Information given:
□ □ □ □ □ □ □

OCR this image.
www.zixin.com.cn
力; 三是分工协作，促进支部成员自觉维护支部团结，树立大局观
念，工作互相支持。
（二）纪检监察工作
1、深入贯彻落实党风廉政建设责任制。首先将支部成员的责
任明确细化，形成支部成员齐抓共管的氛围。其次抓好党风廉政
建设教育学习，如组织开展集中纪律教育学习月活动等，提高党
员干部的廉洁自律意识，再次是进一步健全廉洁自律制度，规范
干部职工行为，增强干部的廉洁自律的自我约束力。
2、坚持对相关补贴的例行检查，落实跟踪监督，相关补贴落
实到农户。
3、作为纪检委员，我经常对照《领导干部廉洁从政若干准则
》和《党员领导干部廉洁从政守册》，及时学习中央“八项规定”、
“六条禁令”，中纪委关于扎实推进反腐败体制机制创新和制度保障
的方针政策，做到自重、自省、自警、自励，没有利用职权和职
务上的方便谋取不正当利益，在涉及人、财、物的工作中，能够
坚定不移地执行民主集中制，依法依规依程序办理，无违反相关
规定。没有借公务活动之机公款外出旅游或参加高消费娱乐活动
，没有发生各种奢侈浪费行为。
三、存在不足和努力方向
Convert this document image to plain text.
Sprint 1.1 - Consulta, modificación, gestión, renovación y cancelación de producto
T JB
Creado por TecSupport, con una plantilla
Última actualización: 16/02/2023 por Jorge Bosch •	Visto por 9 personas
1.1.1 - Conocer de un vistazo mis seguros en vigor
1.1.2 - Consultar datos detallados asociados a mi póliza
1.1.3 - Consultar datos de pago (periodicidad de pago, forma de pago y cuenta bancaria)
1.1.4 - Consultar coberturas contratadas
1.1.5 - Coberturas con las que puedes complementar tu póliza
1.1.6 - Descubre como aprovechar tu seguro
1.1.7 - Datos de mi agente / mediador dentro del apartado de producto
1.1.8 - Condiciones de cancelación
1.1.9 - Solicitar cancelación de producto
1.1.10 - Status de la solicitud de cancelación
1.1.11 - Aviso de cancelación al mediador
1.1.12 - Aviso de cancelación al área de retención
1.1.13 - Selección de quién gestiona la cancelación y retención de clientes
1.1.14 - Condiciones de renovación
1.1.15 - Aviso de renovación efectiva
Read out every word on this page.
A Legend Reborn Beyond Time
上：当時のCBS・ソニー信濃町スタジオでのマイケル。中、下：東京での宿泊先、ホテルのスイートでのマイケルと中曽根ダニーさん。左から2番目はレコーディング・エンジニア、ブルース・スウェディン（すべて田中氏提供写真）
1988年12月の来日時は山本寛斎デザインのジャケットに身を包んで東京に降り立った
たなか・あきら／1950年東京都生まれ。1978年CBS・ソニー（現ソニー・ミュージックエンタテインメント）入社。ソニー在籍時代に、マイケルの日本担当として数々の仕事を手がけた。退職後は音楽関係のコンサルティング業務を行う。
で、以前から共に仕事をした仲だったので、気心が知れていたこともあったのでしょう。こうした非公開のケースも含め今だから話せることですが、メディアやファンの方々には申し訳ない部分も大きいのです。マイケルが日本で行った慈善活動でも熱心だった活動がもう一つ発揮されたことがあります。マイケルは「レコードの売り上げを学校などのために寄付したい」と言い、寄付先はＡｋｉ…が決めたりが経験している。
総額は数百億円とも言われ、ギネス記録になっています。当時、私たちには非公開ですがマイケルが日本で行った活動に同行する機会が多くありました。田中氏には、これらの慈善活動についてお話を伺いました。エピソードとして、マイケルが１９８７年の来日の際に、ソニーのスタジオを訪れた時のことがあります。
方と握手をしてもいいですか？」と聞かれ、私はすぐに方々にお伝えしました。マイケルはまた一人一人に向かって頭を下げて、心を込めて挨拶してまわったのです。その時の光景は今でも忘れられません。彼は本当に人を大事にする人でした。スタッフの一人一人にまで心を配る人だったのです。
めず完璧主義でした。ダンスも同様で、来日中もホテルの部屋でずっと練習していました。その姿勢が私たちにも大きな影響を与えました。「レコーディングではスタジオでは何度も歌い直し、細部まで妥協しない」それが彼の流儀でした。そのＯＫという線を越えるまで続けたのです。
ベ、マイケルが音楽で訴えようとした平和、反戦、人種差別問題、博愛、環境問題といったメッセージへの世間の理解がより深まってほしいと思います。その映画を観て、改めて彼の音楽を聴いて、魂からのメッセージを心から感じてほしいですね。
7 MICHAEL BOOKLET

□ □ □ □ □ □ □

The request: How many lines of these entries hold the string "cancelación"? Answer with the number alone.

Solution for this exercise: 7